[EXERCISE]:
Go through the data and copy every line exactly, but not the images.

[ENTRIES SUPPLIED]:
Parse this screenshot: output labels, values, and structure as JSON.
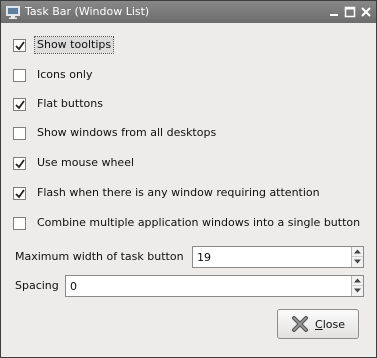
{
  "window": {
    "title": "Task Bar (Window List)",
    "title_icon": "monitor-icon",
    "controls": [
      "minimize-icon",
      "maximize-icon",
      "close-icon"
    ]
  },
  "options": [
    {
      "label": "Show tooltips",
      "checked": true
    },
    {
      "label": "Icons only",
      "checked": false
    },
    {
      "label": "Flat buttons",
      "checked": true
    },
    {
      "label": "Show windows from all desktops",
      "checked": false
    },
    {
      "label": "Use mouse wheel",
      "checked": true
    },
    {
      "label": "Flash when there is any window requiring attention",
      "checked": true
    },
    {
      "label": "Combine multiple application windows into a single button",
      "checked": false
    }
  ],
  "fields": {
    "max_width": {
      "label": "Maximum width of task button",
      "value": "19"
    },
    "spacing": {
      "label": "Spacing",
      "value": "0"
    }
  },
  "close_button": {
    "label_mnemonic": "C",
    "label_rest": "lose",
    "icon": "cross-icon"
  }
}
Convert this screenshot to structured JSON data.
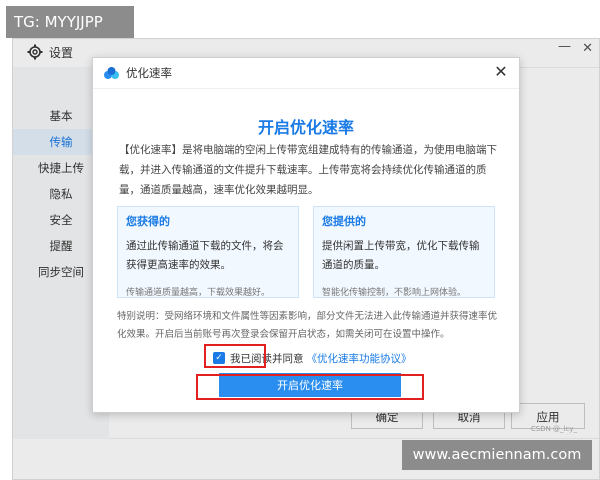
{
  "watermark_top": "TG: MYYJJPP",
  "watermark_bottom": "www.aecmiennam.com",
  "csdn_mark": "CSDN @_lcy_",
  "settings": {
    "title": "设置",
    "nav": [
      "基本",
      "传输",
      "快捷上传",
      "隐私",
      "安全",
      "提醒",
      "同步空间"
    ],
    "active_nav": "传输",
    "buttons": {
      "ok": "确定",
      "cancel": "取消",
      "apply": "应用"
    }
  },
  "modal": {
    "title": "优化速率",
    "heading": "开启优化速率",
    "description": "【优化速率】是将电脑端的空闲上传带宽组建成特有的传输通道，为使用电脑端下载，并进入传输通道的文件提升下载速率。上传带宽将会持续优化传输通道的质量，通道质量越高，速率优化效果越明显。",
    "card_left": {
      "title": "您获得的",
      "body": "通过此传输通道下载的文件，将会获得更高速率的效果。",
      "note": "传输通道质量越高，下载效果越好。"
    },
    "card_right": {
      "title": "您提供的",
      "body": "提供闲置上传带宽，优化下载传输通道的质量。",
      "note": "智能化传输控制，不影响上网体验。"
    },
    "special_note": "特别说明：受网络环境和文件属性等因素影响，部分文件无法进入此传输通道并获得速率优化效果。开启后当前账号再次登录会保留开启状态，如需关闭可在设置中操作。",
    "agree_text": "我已阅读并同意",
    "agree_link": "《优化速率功能协议》",
    "agree_checked": true,
    "enable_button": "开启优化速率"
  },
  "colors": {
    "accent": "#1a7be6",
    "button": "#2a8ef0",
    "highlight": "#e22020"
  }
}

[THE SOLUTION]:
Parse this screenshot: output labels, values, and structure as JSON.
{
  "window": {
    "title": "Task Bar (Window List)",
    "title_icon": "monitor-icon",
    "controls": [
      "minimize-icon",
      "maximize-icon",
      "close-icon"
    ]
  },
  "options": [
    {
      "label": "Show tooltips",
      "checked": true
    },
    {
      "label": "Icons only",
      "checked": false
    },
    {
      "label": "Flat buttons",
      "checked": true
    },
    {
      "label": "Show windows from all desktops",
      "checked": false
    },
    {
      "label": "Use mouse wheel",
      "checked": true
    },
    {
      "label": "Flash when there is any window requiring attention",
      "checked": true
    },
    {
      "label": "Combine multiple application windows into a single button",
      "checked": false
    }
  ],
  "fields": {
    "max_width": {
      "label": "Maximum width of task button",
      "value": "19"
    },
    "spacing": {
      "label": "Spacing",
      "value": "0"
    }
  },
  "close_button": {
    "label_mnemonic": "C",
    "label_rest": "lose",
    "icon": "cross-icon"
  }
}
Convert this screenshot to structured JSON data.
{
  "watermark_top": "TG: MYYJJPP",
  "watermark_bottom": "www.aecmiennam.com",
  "csdn_mark": "CSDN @_lcy_",
  "settings": {
    "title": "设置",
    "nav": [
      "基本",
      "传输",
      "快捷上传",
      "隐私",
      "安全",
      "提醒",
      "同步空间"
    ],
    "active_nav": "传输",
    "buttons": {
      "ok": "确定",
      "cancel": "取消",
      "apply": "应用"
    }
  },
  "modal": {
    "title": "优化速率",
    "heading": "开启优化速率",
    "description": "【优化速率】是将电脑端的空闲上传带宽组建成特有的传输通道，为使用电脑端下载，并进入传输通道的文件提升下载速率。上传带宽将会持续优化传输通道的质量，通道质量越高，速率优化效果越明显。",
    "card_left": {
      "title": "您获得的",
      "body": "通过此传输通道下载的文件，将会获得更高速率的效果。",
      "note": "传输通道质量越高，下载效果越好。"
    },
    "card_right": {
      "title": "您提供的",
      "body": "提供闲置上传带宽，优化下载传输通道的质量。",
      "note": "智能化传输控制，不影响上网体验。"
    },
    "special_note": "特别说明：受网络环境和文件属性等因素影响，部分文件无法进入此传输通道并获得速率优化效果。开启后当前账号再次登录会保留开启状态，如需关闭可在设置中操作。",
    "agree_text": "我已阅读并同意",
    "agree_link": "《优化速率功能协议》",
    "agree_checked": true,
    "enable_button": "开启优化速率"
  },
  "colors": {
    "accent": "#1a7be6",
    "button": "#2a8ef0",
    "highlight": "#e22020"
  }
}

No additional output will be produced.